TASK TO CARRY OUT ->
Exact repetition is required: output every record in full.

Excerpts from a figure dataset
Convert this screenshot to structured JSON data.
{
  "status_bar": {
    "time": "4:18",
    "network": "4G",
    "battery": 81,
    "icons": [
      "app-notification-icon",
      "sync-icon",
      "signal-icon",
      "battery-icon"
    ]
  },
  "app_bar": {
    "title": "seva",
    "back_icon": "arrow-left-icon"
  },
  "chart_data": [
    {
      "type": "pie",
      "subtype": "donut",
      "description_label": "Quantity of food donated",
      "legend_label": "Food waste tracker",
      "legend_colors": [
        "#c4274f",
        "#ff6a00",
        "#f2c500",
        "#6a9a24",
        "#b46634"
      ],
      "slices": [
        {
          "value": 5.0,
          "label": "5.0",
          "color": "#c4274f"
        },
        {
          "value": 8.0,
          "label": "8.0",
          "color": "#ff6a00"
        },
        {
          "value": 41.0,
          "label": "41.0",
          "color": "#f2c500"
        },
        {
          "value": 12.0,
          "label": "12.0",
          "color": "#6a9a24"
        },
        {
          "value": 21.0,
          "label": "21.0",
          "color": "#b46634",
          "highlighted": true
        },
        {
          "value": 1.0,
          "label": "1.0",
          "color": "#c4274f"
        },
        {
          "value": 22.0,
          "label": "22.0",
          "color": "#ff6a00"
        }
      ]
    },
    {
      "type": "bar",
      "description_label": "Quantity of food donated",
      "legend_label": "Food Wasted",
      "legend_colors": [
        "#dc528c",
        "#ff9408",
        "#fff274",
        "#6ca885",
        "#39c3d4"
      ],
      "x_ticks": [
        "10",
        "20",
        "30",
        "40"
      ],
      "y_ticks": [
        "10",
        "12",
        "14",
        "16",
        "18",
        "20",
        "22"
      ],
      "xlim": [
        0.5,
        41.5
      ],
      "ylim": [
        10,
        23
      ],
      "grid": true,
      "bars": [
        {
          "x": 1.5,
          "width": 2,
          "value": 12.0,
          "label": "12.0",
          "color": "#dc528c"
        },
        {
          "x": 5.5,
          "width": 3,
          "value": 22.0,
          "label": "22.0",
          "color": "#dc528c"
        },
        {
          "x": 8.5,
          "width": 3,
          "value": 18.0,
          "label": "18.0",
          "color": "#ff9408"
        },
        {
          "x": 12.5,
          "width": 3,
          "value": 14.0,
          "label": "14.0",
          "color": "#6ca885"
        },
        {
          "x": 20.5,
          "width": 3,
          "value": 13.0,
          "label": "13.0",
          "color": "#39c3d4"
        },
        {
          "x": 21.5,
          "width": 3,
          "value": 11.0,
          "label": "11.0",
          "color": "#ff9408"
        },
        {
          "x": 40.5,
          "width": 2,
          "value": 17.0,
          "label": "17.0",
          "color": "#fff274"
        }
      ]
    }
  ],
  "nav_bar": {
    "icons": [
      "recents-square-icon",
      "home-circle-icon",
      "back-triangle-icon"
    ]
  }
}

OUTPUT BELOW ->
Convert this screenshot to structured JSON data.
{
  "status_bar": {
    "time": "4:18",
    "network": "4G",
    "battery": 81,
    "icons": [
      "app-notification-icon",
      "sync-icon",
      "signal-icon",
      "battery-icon"
    ]
  },
  "app_bar": {
    "title": "seva",
    "back_icon": "arrow-left-icon"
  },
  "chart_data": [
    {
      "type": "pie",
      "subtype": "donut",
      "description_label": "Quantity of food donated",
      "legend_label": "Food waste tracker",
      "legend_colors": [
        "#c4274f",
        "#ff6a00",
        "#f2c500",
        "#6a9a24",
        "#b46634"
      ],
      "slices": [
        {
          "value": 5.0,
          "label": "5.0",
          "color": "#c4274f"
        },
        {
          "value": 8.0,
          "label": "8.0",
          "color": "#ff6a00"
        },
        {
          "value": 41.0,
          "label": "41.0",
          "color": "#f2c500"
        },
        {
          "value": 12.0,
          "label": "12.0",
          "color": "#6a9a24"
        },
        {
          "value": 21.0,
          "label": "21.0",
          "color": "#b46634",
          "highlighted": true
        },
        {
          "value": 1.0,
          "label": "1.0",
          "color": "#c4274f"
        },
        {
          "value": 22.0,
          "label": "22.0",
          "color": "#ff6a00"
        }
      ]
    },
    {
      "type": "bar",
      "description_label": "Quantity of food donated",
      "legend_label": "Food Wasted",
      "legend_colors": [
        "#dc528c",
        "#ff9408",
        "#fff274",
        "#6ca885",
        "#39c3d4"
      ],
      "x_ticks": [
        "10",
        "20",
        "30",
        "40"
      ],
      "y_ticks": [
        "10",
        "12",
        "14",
        "16",
        "18",
        "20",
        "22"
      ],
      "xlim": [
        0.5,
        41.5
      ],
      "ylim": [
        10,
        23
      ],
      "grid": true,
      "bars": [
        {
          "x": 1.5,
          "width": 2,
          "value": 12.0,
          "label": "12.0",
          "color": "#dc528c"
        },
        {
          "x": 5.5,
          "width": 3,
          "value": 22.0,
          "label": "22.0",
          "color": "#dc528c"
        },
        {
          "x": 8.5,
          "width": 3,
          "value": 18.0,
          "label": "18.0",
          "color": "#ff9408"
        },
        {
          "x": 12.5,
          "width": 3,
          "value": 14.0,
          "label": "14.0",
          "color": "#6ca885"
        },
        {
          "x": 20.5,
          "width": 3,
          "value": 13.0,
          "label": "13.0",
          "color": "#39c3d4"
        },
        {
          "x": 21.5,
          "width": 3,
          "value": 11.0,
          "label": "11.0",
          "color": "#ff9408"
        },
        {
          "x": 40.5,
          "width": 2,
          "value": 17.0,
          "label": "17.0",
          "color": "#fff274"
        }
      ]
    }
  ],
  "nav_bar": {
    "icons": [
      "recents-square-icon",
      "home-circle-icon",
      "back-triangle-icon"
    ]
  }
}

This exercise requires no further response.